Task to complete ▸ Copy the data precisely, keeping every character.
:: Extracted information ::
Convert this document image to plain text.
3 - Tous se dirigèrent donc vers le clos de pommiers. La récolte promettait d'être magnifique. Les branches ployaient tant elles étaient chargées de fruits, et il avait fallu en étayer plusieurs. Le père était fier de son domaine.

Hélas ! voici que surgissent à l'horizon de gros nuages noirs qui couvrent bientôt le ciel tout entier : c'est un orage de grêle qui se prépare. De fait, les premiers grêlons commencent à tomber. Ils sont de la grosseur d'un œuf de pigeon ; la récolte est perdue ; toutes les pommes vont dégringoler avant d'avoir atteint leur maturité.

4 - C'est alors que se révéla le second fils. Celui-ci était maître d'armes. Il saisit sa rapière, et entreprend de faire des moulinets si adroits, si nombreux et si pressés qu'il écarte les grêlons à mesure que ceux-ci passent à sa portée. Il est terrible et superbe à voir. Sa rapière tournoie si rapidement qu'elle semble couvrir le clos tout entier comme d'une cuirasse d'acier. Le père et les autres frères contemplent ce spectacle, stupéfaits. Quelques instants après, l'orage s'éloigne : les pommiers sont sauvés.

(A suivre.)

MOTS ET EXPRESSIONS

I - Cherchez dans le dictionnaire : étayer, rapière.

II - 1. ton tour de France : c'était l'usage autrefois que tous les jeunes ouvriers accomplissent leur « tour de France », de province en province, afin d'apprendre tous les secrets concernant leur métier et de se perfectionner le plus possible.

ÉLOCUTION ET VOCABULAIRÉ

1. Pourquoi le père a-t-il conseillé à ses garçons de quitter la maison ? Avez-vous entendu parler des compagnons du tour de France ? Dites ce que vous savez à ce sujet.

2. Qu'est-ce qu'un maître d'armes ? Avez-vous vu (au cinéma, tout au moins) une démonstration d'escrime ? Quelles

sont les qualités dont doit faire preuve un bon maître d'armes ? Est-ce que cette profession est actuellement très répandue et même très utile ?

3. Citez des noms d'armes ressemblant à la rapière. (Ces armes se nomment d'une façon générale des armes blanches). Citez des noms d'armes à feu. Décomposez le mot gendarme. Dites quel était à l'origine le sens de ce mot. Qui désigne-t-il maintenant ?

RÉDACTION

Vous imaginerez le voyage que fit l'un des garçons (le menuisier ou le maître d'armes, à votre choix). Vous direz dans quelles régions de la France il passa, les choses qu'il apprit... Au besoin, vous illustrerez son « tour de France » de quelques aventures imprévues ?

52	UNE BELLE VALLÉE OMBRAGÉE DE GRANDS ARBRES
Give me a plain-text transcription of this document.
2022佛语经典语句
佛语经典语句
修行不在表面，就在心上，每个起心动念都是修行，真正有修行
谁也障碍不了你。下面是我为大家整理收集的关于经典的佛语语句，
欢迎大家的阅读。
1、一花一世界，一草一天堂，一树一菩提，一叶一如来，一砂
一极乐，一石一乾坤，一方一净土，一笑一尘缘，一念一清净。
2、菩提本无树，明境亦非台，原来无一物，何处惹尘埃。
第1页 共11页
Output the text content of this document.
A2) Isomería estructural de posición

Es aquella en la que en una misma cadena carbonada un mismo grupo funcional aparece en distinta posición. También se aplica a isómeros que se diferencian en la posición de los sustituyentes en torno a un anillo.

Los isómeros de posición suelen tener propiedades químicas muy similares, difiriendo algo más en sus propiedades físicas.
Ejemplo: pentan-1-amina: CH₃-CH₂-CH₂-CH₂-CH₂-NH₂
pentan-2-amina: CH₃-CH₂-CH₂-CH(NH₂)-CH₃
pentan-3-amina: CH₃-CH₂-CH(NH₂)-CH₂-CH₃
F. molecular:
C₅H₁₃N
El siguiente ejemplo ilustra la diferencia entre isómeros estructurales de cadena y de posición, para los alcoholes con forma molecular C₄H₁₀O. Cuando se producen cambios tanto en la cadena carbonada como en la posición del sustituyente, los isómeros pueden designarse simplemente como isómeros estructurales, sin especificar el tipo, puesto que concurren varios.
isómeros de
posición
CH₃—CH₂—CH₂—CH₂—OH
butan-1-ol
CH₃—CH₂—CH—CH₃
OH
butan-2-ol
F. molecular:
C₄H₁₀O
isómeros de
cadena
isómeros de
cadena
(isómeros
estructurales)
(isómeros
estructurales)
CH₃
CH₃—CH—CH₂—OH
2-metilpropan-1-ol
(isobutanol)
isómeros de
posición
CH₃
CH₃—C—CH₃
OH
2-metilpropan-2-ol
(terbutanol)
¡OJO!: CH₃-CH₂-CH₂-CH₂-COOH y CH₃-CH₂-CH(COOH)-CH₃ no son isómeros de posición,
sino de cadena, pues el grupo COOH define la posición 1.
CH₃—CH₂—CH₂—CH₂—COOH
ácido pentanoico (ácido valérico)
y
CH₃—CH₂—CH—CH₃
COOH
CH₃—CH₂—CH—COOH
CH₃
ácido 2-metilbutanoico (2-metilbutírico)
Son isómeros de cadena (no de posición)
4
:::
Full output ▸
Convert this document image to plain text.
3 - Tous se dirigèrent donc vers le clos de pommiers. La récolte promettait d'être magnifique. Les branches ployaient tant elles étaient chargées de fruits, et il avait fallu en étayer plusieurs. Le père était fier de son domaine.

Hélas ! voici que surgissent à l'horizon de gros nuages noirs qui couvrent bientôt le ciel tout entier : c'est un orage de grêle qui se prépare. De fait, les premiers grêlons commencent à tomber. Ils sont de la grosseur d'un œuf de pigeon ; la récolte est perdue ; toutes les pommes vont dégringoler avant d'avoir atteint leur maturité.

4 - C'est alors que se révéla le second fils. Celui-ci était maître d'armes. Il saisit sa rapière, et entreprend de faire des moulinets si adroits, si nombreux et si pressés qu'il écarte les grêlons à mesure que ceux-ci passent à sa portée. Il est terrible et superbe à voir. Sa rapière tournoie si rapidement qu'elle semble couvrir le clos tout entier comme d'une cuirasse d'acier. Le père et les autres frères contemplent ce spectacle, stupéfaits. Quelques instants après, l'orage s'éloigne : les pommiers sont sauvés.

(A suivre.)

MOTS ET EXPRESSIONS

I - Cherchez dans le dictionnaire : étayer, rapière.

II - 1. ton tour de France : c'était l'usage autrefois que tous les jeunes ouvriers accomplissent leur « tour de France », de province en province, afin d'apprendre tous les secrets concernant leur métier et de se perfectionner le plus possible.

ÉLOCUTION ET VOCABULAIRÉ

1. Pourquoi le père a-t-il conseillé à ses garçons de quitter la maison ? Avez-vous entendu parler des compagnons du tour de France ? Dites ce que vous savez à ce sujet.

2. Qu'est-ce qu'un maître d'armes ? Avez-vous vu (au cinéma, tout au moins) une démonstration d'escrime ? Quelles

sont les qualités dont doit faire preuve un bon maître d'armes ? Est-ce que cette profession est actuellement très répandue et même très utile ?

3. Citez des noms d'armes ressemblant à la rapière. (Ces armes se nomment d'une façon générale des armes blanches). Citez des noms d'armes à feu. Décomposez le mot gendarme. Dites quel était à l'origine le sens de ce mot. Qui désigne-t-il maintenant ?

RÉDACTION

Vous imaginerez le voyage que fit l'un des garçons (le menuisier ou le maître d'armes, à votre choix). Vous direz dans quelles régions de la France il passa, les choses qu'il apprit... Au besoin, vous illustrerez son « tour de France » de quelques aventures imprévues ?

52	UNE BELLE VALLÉE OMBRAGÉE DE GRANDS ARBRES
Give me a plain-text transcription of this document.
2022佛语经典语句
佛语经典语句
修行不在表面，就在心上，每个起心动念都是修行，真正有修行
谁也障碍不了你。下面是我为大家整理收集的关于经典的佛语语句，
欢迎大家的阅读。
1、一花一世界，一草一天堂，一树一菩提，一叶一如来，一砂
一极乐，一石一乾坤，一方一净土，一笑一尘缘，一念一清净。
2、菩提本无树，明境亦非台，原来无一物，何处惹尘埃。
第1页 共11页
Output the text content of this document.
A2) Isomería estructural de posición

Es aquella en la que en una misma cadena carbonada un mismo grupo funcional aparece en distinta posición. También se aplica a isómeros que se diferencian en la posición de los sustituyentes en torno a un anillo.

Los isómeros de posición suelen tener propiedades químicas muy similares, difiriendo algo más en sus propiedades físicas.
Ejemplo: pentan-1-amina: CH₃-CH₂-CH₂-CH₂-CH₂-NH₂
pentan-2-amina: CH₃-CH₂-CH₂-CH(NH₂)-CH₃
pentan-3-amina: CH₃-CH₂-CH(NH₂)-CH₂-CH₃
F. molecular:
C₅H₁₃N
El siguiente ejemplo ilustra la diferencia entre isómeros estructurales de cadena y de posición, para los alcoholes con forma molecular C₄H₁₀O. Cuando se producen cambios tanto en la cadena carbonada como en la posición del sustituyente, los isómeros pueden designarse simplemente como isómeros estructurales, sin especificar el tipo, puesto que concurren varios.
isómeros de
posición
CH₃—CH₂—CH₂—CH₂—OH
butan-1-ol
CH₃—CH₂—CH—CH₃
OH
butan-2-ol
F. molecular:
C₄H₁₀O
isómeros de
cadena
isómeros de
cadena
(isómeros
estructurales)
(isómeros
estructurales)
CH₃
CH₃—CH—CH₂—OH
2-metilpropan-1-ol
(isobutanol)
isómeros de
posición
CH₃
CH₃—C—CH₃
OH
2-metilpropan-2-ol
(terbutanol)
¡OJO!: CH₃-CH₂-CH₂-CH₂-COOH y CH₃-CH₂-CH(COOH)-CH₃ no son isómeros de posición,
sino de cadena, pues el grupo COOH define la posición 1.
CH₃—CH₂—CH₂—CH₂—COOH
ácido pentanoico (ácido valérico)
y
CH₃—CH₂—CH—CH₃
COOH
CH₃—CH₂—CH—COOH
CH₃
ácido 2-metilbutanoico (2-metilbutírico)
Son isómeros de cadena (no de posición)
4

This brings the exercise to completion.